__What to produce__
Go through the entries below and write each one out exactly.

__Extracted information__
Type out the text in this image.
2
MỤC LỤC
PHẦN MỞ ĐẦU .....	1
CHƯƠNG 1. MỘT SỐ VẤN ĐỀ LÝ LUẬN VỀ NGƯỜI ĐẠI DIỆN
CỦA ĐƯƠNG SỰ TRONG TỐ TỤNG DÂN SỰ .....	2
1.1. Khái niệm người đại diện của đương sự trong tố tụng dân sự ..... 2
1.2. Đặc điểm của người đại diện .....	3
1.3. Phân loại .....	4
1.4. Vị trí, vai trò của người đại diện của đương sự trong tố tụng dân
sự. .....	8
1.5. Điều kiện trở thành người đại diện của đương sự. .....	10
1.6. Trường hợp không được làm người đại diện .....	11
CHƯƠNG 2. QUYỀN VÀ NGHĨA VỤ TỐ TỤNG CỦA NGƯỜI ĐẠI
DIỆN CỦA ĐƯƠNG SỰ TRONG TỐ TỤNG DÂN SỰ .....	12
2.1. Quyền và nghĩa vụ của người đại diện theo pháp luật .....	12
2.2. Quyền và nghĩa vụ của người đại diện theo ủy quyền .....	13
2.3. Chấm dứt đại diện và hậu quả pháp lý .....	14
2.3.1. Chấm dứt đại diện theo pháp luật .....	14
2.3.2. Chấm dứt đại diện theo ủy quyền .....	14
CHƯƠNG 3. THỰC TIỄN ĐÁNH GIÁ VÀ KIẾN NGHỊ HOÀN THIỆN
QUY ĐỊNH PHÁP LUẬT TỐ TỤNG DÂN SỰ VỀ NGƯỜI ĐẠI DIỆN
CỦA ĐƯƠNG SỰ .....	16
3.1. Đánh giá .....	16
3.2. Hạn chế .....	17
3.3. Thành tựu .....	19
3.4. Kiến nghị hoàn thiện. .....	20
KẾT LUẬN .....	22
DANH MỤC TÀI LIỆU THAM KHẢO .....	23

__Solution below__
Type out the text in this image.
2
MỤC LỤC
PHẦN MỞ ĐẦU .....	1
CHƯƠNG 1. MỘT SỐ VẤN ĐỀ LÝ LUẬN VỀ NGƯỜI ĐẠI DIỆN
CỦA ĐƯƠNG SỰ TRONG TỐ TỤNG DÂN SỰ .....	2
1.1. Khái niệm người đại diện của đương sự trong tố tụng dân sự ..... 2
1.2. Đặc điểm của người đại diện .....	3
1.3. Phân loại .....	4
1.4. Vị trí, vai trò của người đại diện của đương sự trong tố tụng dân
sự. .....	8
1.5. Điều kiện trở thành người đại diện của đương sự. .....	10
1.6. Trường hợp không được làm người đại diện .....	11
CHƯƠNG 2. QUYỀN VÀ NGHĨA VỤ TỐ TỤNG CỦA NGƯỜI ĐẠI
DIỆN CỦA ĐƯƠNG SỰ TRONG TỐ TỤNG DÂN SỰ .....	12
2.1. Quyền và nghĩa vụ của người đại diện theo pháp luật .....	12
2.2. Quyền và nghĩa vụ của người đại diện theo ủy quyền .....	13
2.3. Chấm dứt đại diện và hậu quả pháp lý .....	14
2.3.1. Chấm dứt đại diện theo pháp luật .....	14
2.3.2. Chấm dứt đại diện theo ủy quyền .....	14
CHƯƠNG 3. THỰC TIỄN ĐÁNH GIÁ VÀ KIẾN NGHỊ HOÀN THIỆN
QUY ĐỊNH PHÁP LUẬT TỐ TỤNG DÂN SỰ VỀ NGƯỜI ĐẠI DIỆN
CỦA ĐƯƠNG SỰ .....	16
3.1. Đánh giá .....	16
3.2. Hạn chế .....	17
3.3. Thành tựu .....	19
3.4. Kiến nghị hoàn thiện. .....	20
KẾT LUẬN .....	22
DANH MỤC TÀI LIỆU THAM KHẢO .....	23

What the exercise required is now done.